Task prompt. Without including any images, reproduce each entry exactly.

Lines of data:

— Begin —

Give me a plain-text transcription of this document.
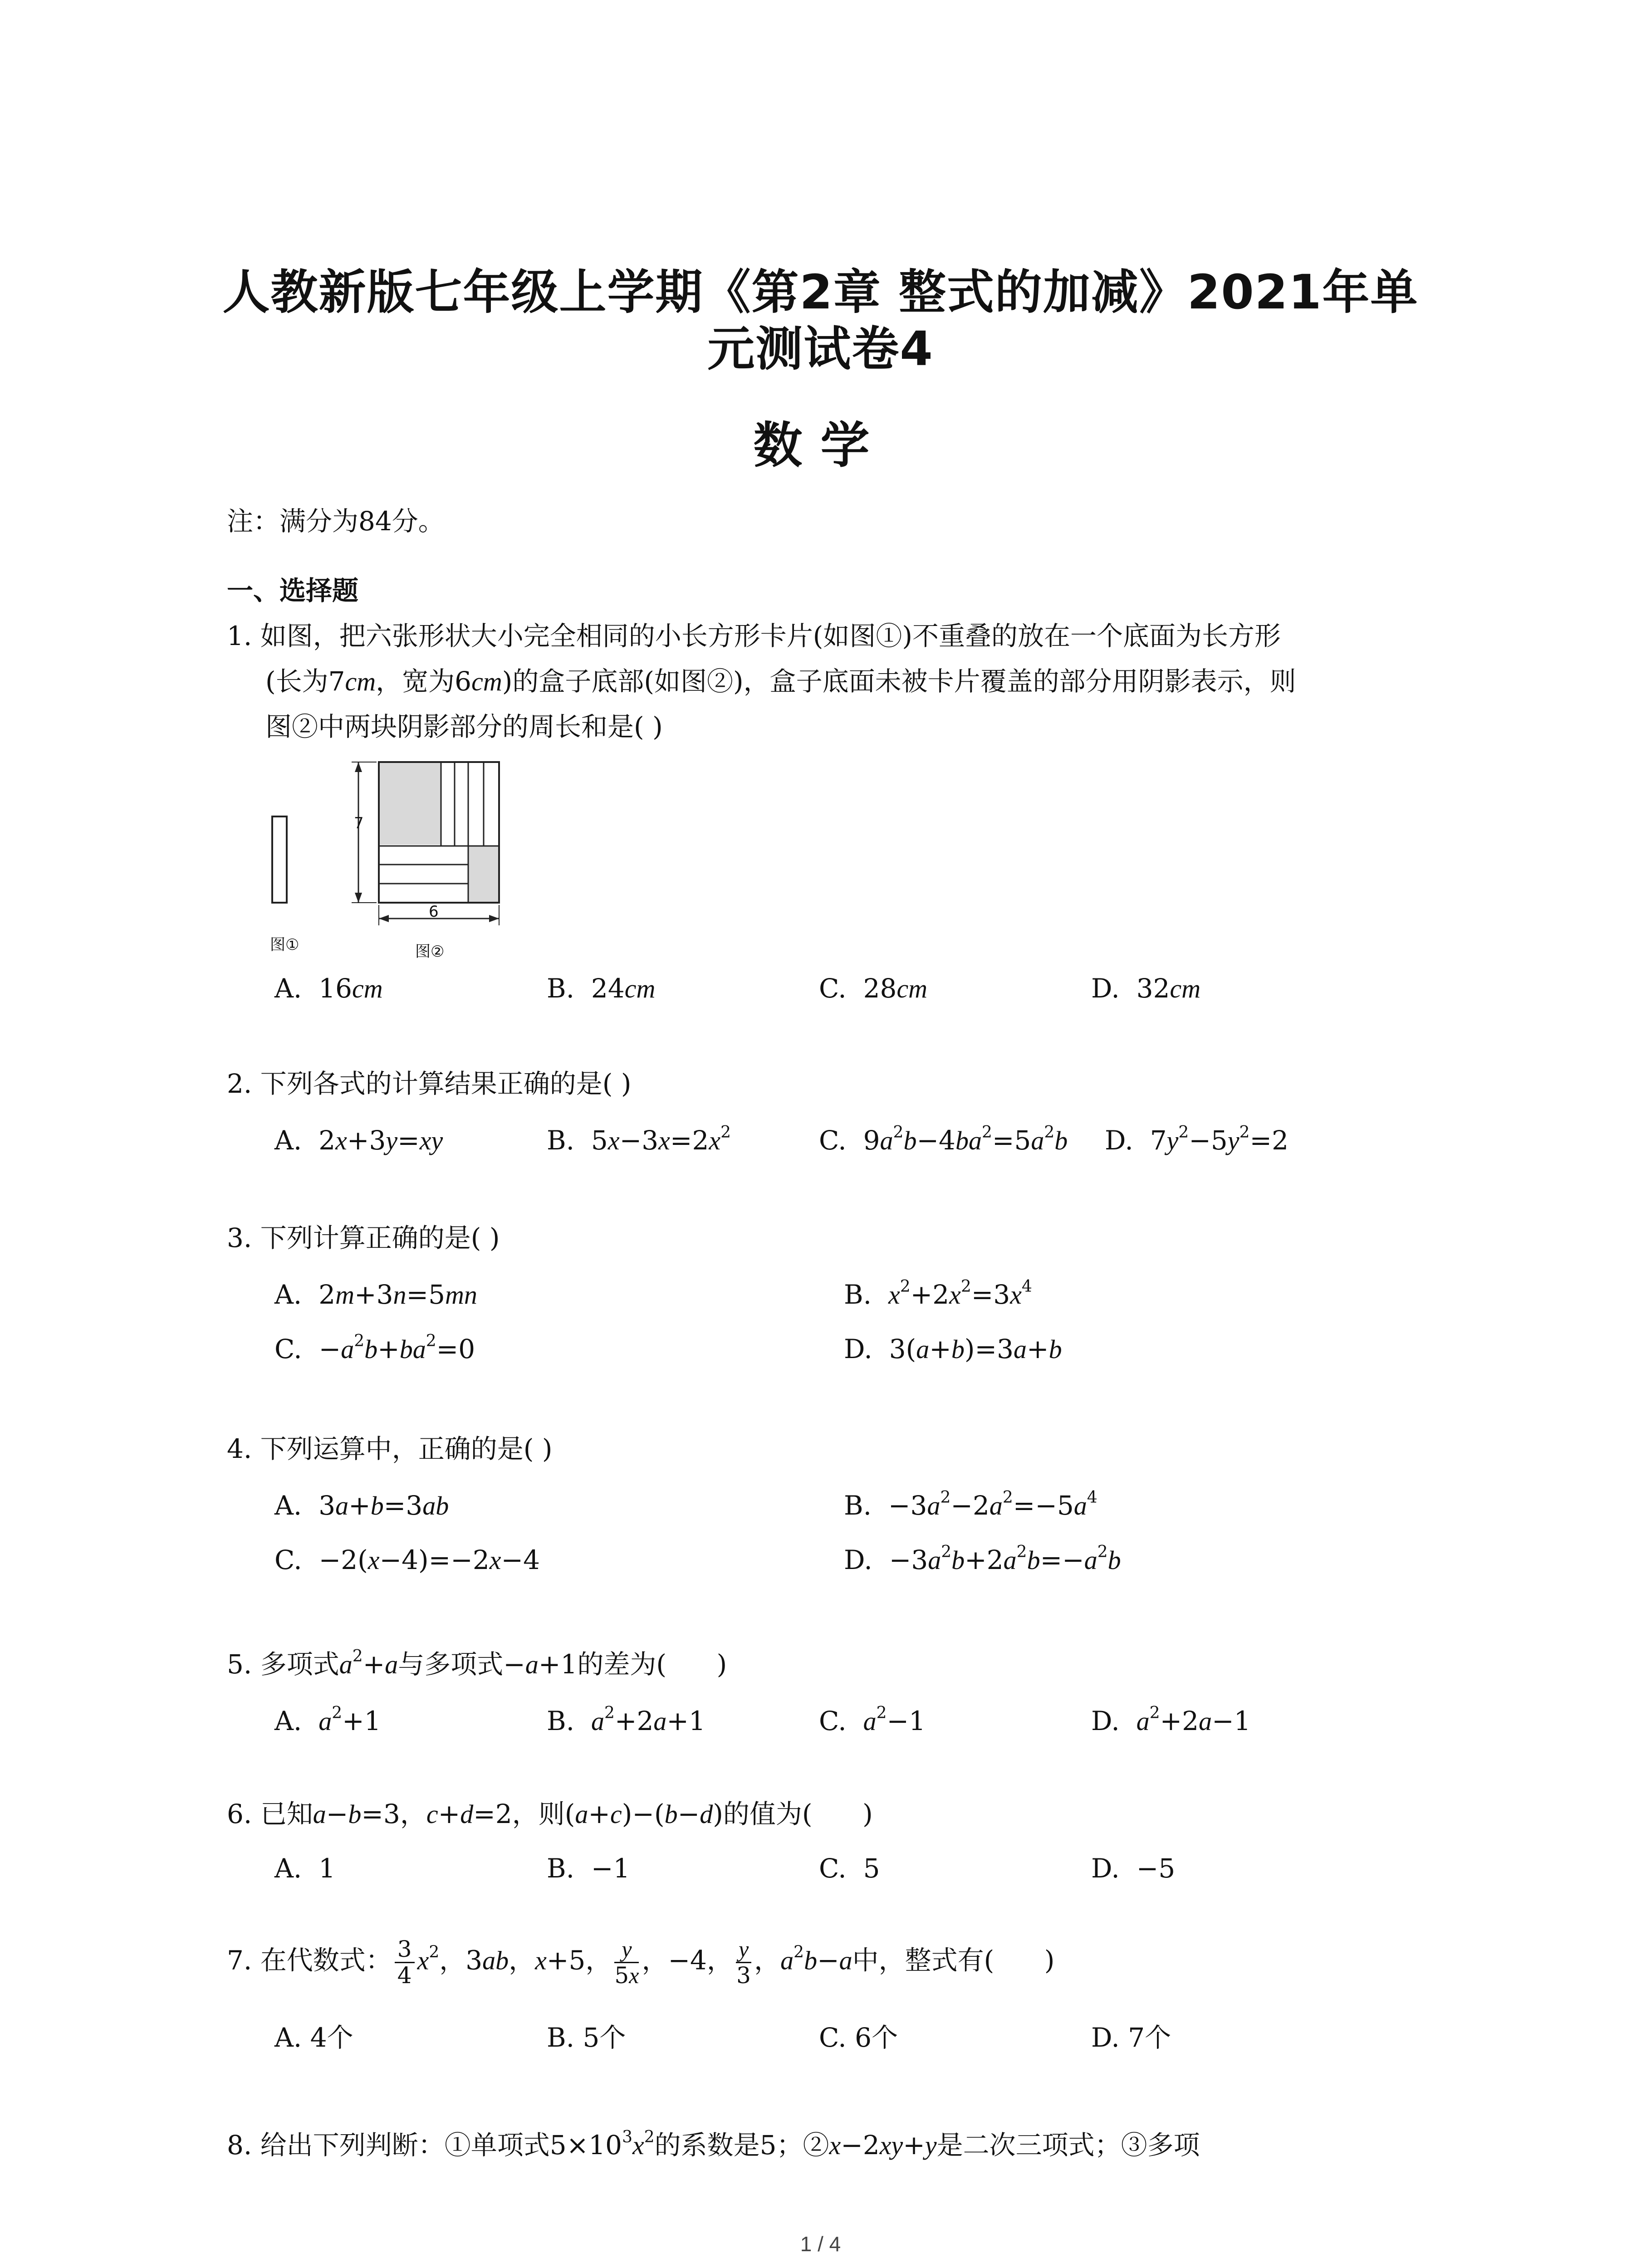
人教新版七年级上学期《第2章 整式的加减》2021年单
元测试卷4
数学
注：满分为84分。
一、选择题
1. 如图，把六张形状大小完全相同的小长方形卡片(如图①)不重叠的放在一个底面为长方形
(长为7cm，宽为6cm)的盒子底部(如图②)，盒子底面未被卡片覆盖的部分用阴影表示，则
图②中两块阴影部分的周长和是( )
7
6
图①	图②
A.  16cm	B.  24cm	C.  28cm	D.  32cm
2. 下列各式的计算结果正确的是( )
A.  2x+3y=xy	B.  $5x-3x=2x^2$	C.  $9a^2b-4ba^2=5a^2b$ D.  $7y^2-5y^2=2$
3. 下列计算正确的是( )
A.  2m+3n=5mn	B.  $x^2+2x^2=3x^4$
C.  $-a^2b+ba^2=0$	D.  3(a+b)=3a+b
4. 下列运算中，正确的是( )
A.  3a+b=3ab	B.  $-3a^2-2a^2=-5a^4$
C.  −2(x−4)=−2x−4	D.  $-3a^2b+2a^2b=-a^2b$
5. 多项式$a^2+a$与多项式−a+1的差为(      )
A.  $a^2+1$	B.  $a^2+2a+1$	C.  $a^2-1$	D.  $a^2+2a-1$
6. 已知a−b=3，c+d=2，则(a+c)−(b−d)的值为(      )
A.  1	B.  −1	C.  5	D.  −5
7. 在代数式： $\frac{3}{4} x^2$，3ab，x+5， $\frac{y}{5x}$ ，−4， $\frac{y}{3}$ ，$a^2b-a$中，整式有(      )
A. 4个	B. 5个	C. 6个	D. 7个
8. 给出下列判断：①单项式$5\times 10^3x^2$的系数是5；②x−2xy+y是二次三项式；③多项
1 / 4
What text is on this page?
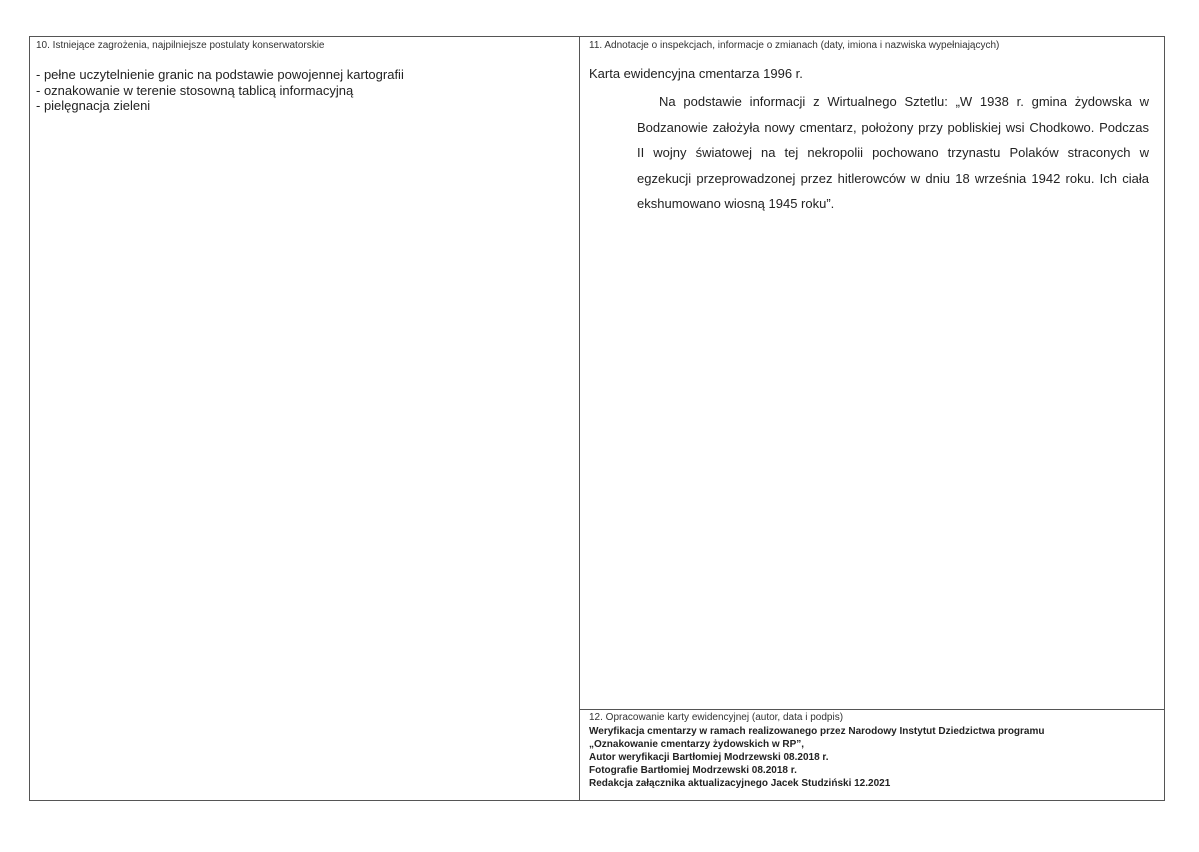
10. Istniejące zagrożenia, najpilniejsze postulaty konserwatorskie
- pełne uczytelnienie granic na podstawie powojennej kartografii
- oznakowanie w terenie stosowną tablicą informacyjną
- pielęgnacja zieleni
11. Adnotacje o inspekcjach, informacje o zmianach (daty, imiona i nazwiska wypełniających)
Karta ewidencyjna cmentarza 1996 r.

Na podstawie informacji z Wirtualnego Sztetlu: „W 1938 r. gmina żydowska w Bodzanowie założyła nowy cmentarz, położony przy pobliskiej wsi Chodkowo. Podczas II wojny światowej na tej nekropolii pochowano trzynastu Polaków straconych w egzekucji przeprowadzonej przez hitlerowców w dniu 18 września 1942 roku. Ich ciała ekshumowano wiosną 1945 roku”.

12. Opracowanie karty ewidencyjnej (autor, data i podpis)
Weryfikacja cmentarzy w ramach realizowanego przez Narodowy Instytut Dziedzictwa programu
„Oznakowanie cmentarzy żydowskich w RP”,
Autor weryfikacji Bartłomiej Modrzewski 08.2018 r.
Fotografie Bartłomiej Modrzewski 08.2018 r.
Redakcja załącznika aktualizacyjnego Jacek Studziński 12.2021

— End —

Output.
Give me a plain-text transcription of this document.
人教新版七年级上学期《第2章 整式的加减》2021年单
元测试卷4
数学
注：满分为84分。
一、选择题
1. 如图，把六张形状大小完全相同的小长方形卡片(如图①)不重叠的放在一个底面为长方形
(长为7cm，宽为6cm)的盒子底部(如图②)，盒子底面未被卡片覆盖的部分用阴影表示，则
图②中两块阴影部分的周长和是( )
7
6
图①	图②
A.  16cm	B.  24cm	C.  28cm	D.  32cm
2. 下列各式的计算结果正确的是( )
A.  2x+3y=xy	B.  $5x-3x=2x^2$	C.  $9a^2b-4ba^2=5a^2b$ D.  $7y^2-5y^2=2$
3. 下列计算正确的是( )
A.  2m+3n=5mn	B.  $x^2+2x^2=3x^4$
C.  $-a^2b+ba^2=0$	D.  3(a+b)=3a+b
4. 下列运算中，正确的是( )
A.  3a+b=3ab	B.  $-3a^2-2a^2=-5a^4$
C.  −2(x−4)=−2x−4	D.  $-3a^2b+2a^2b=-a^2b$
5. 多项式$a^2+a$与多项式−a+1的差为(      )
A.  $a^2+1$	B.  $a^2+2a+1$	C.  $a^2-1$	D.  $a^2+2a-1$
6. 已知a−b=3，c+d=2，则(a+c)−(b−d)的值为(      )
A.  1	B.  −1	C.  5	D.  −5
7. 在代数式： $\frac{3}{4} x^2$，3ab，x+5， $\frac{y}{5x}$ ，−4， $\frac{y}{3}$ ，$a^2b-a$中，整式有(      )
A. 4个	B. 5个	C. 6个	D. 7个
8. 给出下列判断：①单项式$5\times 10^3x^2$的系数是5；②x−2xy+y是二次三项式；③多项
1 / 4
What text is on this page?
10. Istniejące zagrożenia, najpilniejsze postulaty konserwatorskie
- pełne uczytelnienie granic na podstawie powojennej kartografii
- oznakowanie w terenie stosowną tablicą informacyjną
- pielęgnacja zieleni
11. Adnotacje o inspekcjach, informacje o zmianach (daty, imiona i nazwiska wypełniających)
Karta ewidencyjna cmentarza 1996 r.

Na podstawie informacji z Wirtualnego Sztetlu: „W 1938 r. gmina żydowska w Bodzanowie założyła nowy cmentarz, położony przy pobliskiej wsi Chodkowo. Podczas II wojny światowej na tej nekropolii pochowano trzynastu Polaków straconych w egzekucji przeprowadzonej przez hitlerowców w dniu 18 września 1942 roku. Ich ciała ekshumowano wiosną 1945 roku”.

12. Opracowanie karty ewidencyjnej (autor, data i podpis)
Weryfikacja cmentarzy w ramach realizowanego przez Narodowy Instytut Dziedzictwa programu
„Oznakowanie cmentarzy żydowskich w RP”,
Autor weryfikacji Bartłomiej Modrzewski 08.2018 r.
Fotografie Bartłomiej Modrzewski 08.2018 r.
Redakcja załącznika aktualizacyjnego Jacek Studziński 12.2021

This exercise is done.